Entries from a dataset
-- begin --

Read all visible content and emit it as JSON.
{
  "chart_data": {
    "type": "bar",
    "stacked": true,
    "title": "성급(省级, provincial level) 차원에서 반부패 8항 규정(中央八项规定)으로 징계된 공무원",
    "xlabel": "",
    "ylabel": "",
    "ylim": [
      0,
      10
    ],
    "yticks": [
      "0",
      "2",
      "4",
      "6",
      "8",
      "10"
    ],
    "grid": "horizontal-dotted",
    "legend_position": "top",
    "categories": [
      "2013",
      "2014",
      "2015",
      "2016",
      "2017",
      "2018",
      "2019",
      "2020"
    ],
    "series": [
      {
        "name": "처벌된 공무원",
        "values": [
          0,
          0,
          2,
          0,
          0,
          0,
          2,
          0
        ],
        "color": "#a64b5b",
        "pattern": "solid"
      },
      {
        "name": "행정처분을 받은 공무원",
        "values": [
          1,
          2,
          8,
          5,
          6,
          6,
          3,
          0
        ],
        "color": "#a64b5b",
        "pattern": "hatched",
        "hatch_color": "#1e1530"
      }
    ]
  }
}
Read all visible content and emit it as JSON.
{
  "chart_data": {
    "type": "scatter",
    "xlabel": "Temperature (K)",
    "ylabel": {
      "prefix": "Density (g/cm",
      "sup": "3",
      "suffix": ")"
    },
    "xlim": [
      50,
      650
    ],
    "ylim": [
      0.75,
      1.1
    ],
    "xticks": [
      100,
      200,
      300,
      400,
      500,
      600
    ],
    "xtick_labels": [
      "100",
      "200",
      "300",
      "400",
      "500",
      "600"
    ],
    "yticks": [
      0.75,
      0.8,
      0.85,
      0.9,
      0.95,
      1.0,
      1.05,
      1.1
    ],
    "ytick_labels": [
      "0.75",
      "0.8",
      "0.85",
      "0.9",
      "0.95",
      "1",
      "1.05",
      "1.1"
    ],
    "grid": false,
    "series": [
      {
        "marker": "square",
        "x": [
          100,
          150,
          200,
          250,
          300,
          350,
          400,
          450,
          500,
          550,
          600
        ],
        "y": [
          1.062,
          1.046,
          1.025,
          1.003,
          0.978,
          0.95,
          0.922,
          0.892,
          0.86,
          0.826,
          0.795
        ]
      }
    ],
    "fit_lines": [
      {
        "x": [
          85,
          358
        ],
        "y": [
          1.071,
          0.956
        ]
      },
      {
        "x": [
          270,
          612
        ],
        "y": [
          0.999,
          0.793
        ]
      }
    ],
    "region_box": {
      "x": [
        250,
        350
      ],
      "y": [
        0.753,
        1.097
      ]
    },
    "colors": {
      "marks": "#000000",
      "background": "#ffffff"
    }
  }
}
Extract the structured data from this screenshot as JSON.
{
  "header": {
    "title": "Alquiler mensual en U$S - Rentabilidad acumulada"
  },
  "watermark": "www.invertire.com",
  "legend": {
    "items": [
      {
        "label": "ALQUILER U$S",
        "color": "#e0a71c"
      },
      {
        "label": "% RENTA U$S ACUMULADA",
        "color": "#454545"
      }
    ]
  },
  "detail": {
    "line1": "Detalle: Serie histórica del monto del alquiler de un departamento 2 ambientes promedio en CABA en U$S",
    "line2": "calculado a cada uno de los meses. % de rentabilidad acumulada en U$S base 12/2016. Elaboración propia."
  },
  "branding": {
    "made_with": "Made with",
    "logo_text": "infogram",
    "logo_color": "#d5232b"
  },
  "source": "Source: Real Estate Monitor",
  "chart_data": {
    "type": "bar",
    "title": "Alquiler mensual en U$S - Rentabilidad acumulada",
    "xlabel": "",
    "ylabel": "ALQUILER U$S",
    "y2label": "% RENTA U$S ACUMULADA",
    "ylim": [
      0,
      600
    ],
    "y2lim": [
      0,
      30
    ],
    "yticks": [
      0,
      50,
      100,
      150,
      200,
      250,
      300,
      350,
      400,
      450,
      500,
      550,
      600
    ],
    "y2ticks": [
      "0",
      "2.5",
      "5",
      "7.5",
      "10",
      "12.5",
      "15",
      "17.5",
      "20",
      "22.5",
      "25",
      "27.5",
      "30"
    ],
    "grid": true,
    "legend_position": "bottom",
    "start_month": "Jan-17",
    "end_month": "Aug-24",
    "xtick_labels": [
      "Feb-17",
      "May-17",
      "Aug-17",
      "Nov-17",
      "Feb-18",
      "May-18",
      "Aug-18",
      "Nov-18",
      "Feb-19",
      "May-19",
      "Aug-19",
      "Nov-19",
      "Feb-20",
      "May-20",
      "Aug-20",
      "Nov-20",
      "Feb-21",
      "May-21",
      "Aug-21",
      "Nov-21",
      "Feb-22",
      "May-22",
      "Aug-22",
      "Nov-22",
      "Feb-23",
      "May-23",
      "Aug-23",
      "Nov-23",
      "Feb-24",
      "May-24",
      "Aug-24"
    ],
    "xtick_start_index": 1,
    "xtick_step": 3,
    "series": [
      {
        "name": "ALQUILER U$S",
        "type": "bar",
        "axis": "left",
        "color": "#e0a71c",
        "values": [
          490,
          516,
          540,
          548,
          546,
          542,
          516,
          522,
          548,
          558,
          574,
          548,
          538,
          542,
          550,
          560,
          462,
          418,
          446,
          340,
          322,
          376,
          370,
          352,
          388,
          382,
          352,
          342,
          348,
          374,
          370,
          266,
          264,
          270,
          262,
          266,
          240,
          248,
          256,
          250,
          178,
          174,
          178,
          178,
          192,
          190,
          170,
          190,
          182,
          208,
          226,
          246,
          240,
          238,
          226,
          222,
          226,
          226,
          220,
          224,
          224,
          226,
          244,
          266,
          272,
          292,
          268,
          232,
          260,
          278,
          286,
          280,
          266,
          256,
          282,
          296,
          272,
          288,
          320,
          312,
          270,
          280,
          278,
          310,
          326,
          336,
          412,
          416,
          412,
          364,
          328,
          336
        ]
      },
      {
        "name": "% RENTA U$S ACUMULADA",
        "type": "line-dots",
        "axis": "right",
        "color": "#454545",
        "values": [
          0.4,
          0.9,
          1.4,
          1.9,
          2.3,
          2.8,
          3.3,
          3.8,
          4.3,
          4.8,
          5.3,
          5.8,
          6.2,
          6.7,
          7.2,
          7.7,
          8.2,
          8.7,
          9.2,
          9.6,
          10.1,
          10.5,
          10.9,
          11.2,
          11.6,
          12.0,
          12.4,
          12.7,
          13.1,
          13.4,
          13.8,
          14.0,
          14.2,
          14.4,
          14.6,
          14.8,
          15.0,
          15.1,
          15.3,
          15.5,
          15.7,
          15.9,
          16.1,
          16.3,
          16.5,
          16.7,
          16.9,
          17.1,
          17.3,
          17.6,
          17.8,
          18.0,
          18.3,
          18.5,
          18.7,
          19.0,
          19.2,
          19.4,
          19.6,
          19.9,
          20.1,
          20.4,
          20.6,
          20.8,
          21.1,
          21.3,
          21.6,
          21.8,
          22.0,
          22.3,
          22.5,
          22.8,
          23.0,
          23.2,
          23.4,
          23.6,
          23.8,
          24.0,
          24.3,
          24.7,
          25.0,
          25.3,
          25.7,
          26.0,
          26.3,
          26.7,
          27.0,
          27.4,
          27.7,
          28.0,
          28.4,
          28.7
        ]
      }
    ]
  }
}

-- end --

To be done: Output nothing but the number of lines in the data containing the string "type".

Answer in full: 5